━━ Data section
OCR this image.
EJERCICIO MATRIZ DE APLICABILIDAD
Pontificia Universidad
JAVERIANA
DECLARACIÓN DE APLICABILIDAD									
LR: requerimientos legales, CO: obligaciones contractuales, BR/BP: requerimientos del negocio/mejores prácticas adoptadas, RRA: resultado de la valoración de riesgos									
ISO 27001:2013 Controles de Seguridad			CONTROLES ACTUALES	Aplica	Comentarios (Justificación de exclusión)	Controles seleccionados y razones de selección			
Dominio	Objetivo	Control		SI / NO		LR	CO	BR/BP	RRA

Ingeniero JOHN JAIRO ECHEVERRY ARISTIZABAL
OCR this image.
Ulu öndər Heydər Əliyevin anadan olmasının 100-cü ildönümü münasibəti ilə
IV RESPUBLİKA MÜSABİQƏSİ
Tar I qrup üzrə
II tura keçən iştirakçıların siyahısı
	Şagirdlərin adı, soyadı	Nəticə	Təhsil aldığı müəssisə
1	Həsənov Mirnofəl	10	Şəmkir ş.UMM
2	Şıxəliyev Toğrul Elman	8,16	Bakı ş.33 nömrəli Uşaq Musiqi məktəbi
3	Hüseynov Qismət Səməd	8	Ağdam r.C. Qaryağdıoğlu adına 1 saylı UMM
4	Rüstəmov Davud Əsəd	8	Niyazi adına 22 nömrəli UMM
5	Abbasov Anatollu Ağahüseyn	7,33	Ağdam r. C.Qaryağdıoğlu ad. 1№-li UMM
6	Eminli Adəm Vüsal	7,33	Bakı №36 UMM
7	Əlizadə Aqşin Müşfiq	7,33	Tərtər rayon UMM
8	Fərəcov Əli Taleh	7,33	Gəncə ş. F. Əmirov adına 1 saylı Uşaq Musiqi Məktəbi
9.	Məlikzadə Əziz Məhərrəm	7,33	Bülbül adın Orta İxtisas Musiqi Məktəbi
━━━━
━━ Data section
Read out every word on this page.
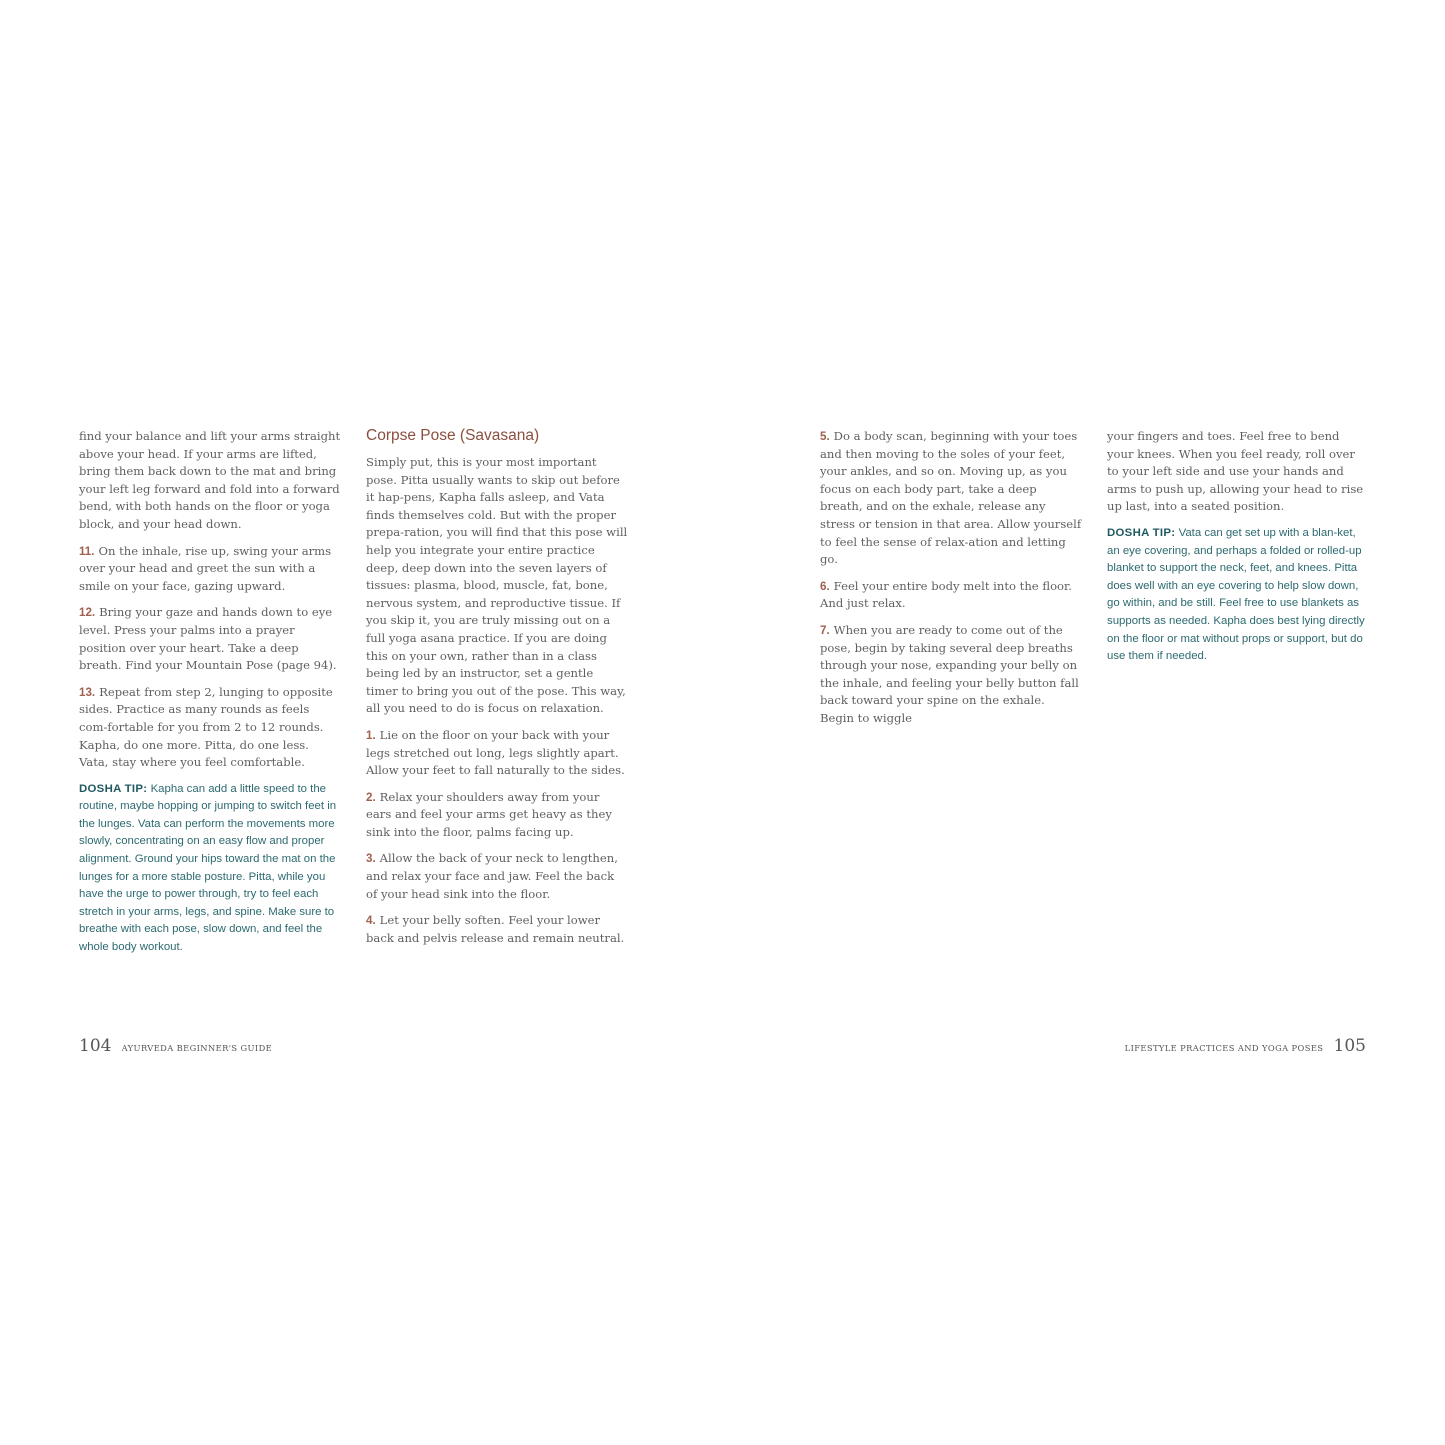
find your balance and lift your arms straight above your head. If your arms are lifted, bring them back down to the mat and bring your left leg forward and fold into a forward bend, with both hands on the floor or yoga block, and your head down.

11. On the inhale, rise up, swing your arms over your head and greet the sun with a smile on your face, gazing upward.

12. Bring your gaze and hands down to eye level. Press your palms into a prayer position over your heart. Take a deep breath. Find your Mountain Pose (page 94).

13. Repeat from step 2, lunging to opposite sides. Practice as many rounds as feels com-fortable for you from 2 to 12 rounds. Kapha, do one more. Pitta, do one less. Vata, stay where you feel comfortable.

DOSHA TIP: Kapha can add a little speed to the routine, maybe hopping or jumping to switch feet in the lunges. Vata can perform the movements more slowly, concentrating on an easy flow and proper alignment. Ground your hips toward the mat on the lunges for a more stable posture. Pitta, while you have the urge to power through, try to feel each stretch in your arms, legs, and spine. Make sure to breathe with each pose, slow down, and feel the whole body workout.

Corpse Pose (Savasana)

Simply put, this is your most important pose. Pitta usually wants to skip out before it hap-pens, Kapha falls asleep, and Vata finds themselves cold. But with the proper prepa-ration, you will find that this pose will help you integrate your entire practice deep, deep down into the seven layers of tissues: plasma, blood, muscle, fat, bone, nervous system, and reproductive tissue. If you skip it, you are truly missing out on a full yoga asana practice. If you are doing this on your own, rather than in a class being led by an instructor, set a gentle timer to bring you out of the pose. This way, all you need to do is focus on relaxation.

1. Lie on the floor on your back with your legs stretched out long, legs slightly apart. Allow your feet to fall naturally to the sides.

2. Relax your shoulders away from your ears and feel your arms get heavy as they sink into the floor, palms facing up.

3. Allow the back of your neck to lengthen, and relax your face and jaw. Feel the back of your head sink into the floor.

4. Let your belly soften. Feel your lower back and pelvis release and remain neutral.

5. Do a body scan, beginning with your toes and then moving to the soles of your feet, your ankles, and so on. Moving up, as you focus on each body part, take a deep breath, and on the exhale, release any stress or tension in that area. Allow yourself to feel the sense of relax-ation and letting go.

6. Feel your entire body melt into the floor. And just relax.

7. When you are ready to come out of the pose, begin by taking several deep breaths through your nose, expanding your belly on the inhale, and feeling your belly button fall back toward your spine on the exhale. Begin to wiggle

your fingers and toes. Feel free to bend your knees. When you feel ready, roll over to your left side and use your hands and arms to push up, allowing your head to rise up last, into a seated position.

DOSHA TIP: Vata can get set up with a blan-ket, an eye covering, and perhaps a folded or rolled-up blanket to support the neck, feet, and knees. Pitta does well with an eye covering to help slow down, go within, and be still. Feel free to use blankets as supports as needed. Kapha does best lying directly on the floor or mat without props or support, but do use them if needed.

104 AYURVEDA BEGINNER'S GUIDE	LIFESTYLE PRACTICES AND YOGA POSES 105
━━━━
━━ Data section
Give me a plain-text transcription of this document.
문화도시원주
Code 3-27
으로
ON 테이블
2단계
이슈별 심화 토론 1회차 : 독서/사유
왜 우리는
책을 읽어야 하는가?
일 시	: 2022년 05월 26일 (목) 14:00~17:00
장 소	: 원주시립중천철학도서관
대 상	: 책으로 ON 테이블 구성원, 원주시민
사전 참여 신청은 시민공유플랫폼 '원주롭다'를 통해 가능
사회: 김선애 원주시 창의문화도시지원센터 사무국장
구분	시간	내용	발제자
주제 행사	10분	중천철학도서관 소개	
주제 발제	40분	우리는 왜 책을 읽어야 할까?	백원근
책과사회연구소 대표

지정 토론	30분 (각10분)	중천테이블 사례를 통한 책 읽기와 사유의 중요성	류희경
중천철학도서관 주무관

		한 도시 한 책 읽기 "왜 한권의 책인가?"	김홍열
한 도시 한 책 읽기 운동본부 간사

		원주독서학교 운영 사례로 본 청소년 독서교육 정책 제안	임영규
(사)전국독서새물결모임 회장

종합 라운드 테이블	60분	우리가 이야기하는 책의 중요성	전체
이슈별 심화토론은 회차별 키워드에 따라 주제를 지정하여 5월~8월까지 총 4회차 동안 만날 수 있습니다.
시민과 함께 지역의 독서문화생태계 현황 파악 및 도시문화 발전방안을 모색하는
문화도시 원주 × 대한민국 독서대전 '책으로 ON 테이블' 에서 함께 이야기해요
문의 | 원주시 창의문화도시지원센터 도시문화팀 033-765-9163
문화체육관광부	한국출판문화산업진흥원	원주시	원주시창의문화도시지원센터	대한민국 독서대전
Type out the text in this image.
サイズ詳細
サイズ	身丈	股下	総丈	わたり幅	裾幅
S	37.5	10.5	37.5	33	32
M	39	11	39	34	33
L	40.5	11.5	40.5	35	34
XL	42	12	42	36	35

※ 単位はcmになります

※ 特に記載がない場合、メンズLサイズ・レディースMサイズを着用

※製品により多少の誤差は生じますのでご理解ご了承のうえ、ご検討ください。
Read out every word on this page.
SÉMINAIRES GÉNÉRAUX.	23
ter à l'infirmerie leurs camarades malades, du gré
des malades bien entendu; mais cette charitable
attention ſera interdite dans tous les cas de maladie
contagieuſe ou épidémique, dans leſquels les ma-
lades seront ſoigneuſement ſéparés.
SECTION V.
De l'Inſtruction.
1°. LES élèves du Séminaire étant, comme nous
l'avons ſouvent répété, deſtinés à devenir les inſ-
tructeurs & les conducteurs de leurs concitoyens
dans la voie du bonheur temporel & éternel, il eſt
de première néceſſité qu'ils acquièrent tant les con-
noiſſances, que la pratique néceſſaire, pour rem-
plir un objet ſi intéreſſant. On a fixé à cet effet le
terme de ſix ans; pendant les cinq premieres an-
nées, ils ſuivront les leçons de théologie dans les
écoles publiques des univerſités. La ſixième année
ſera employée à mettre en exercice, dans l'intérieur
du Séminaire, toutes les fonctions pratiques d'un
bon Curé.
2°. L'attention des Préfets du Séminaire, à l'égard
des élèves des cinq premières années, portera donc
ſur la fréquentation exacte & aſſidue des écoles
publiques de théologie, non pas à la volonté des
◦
━━━━
__Task objective__: What is the number of lines that contain "face"? Reply with that number alone.

__Complete answer__: 2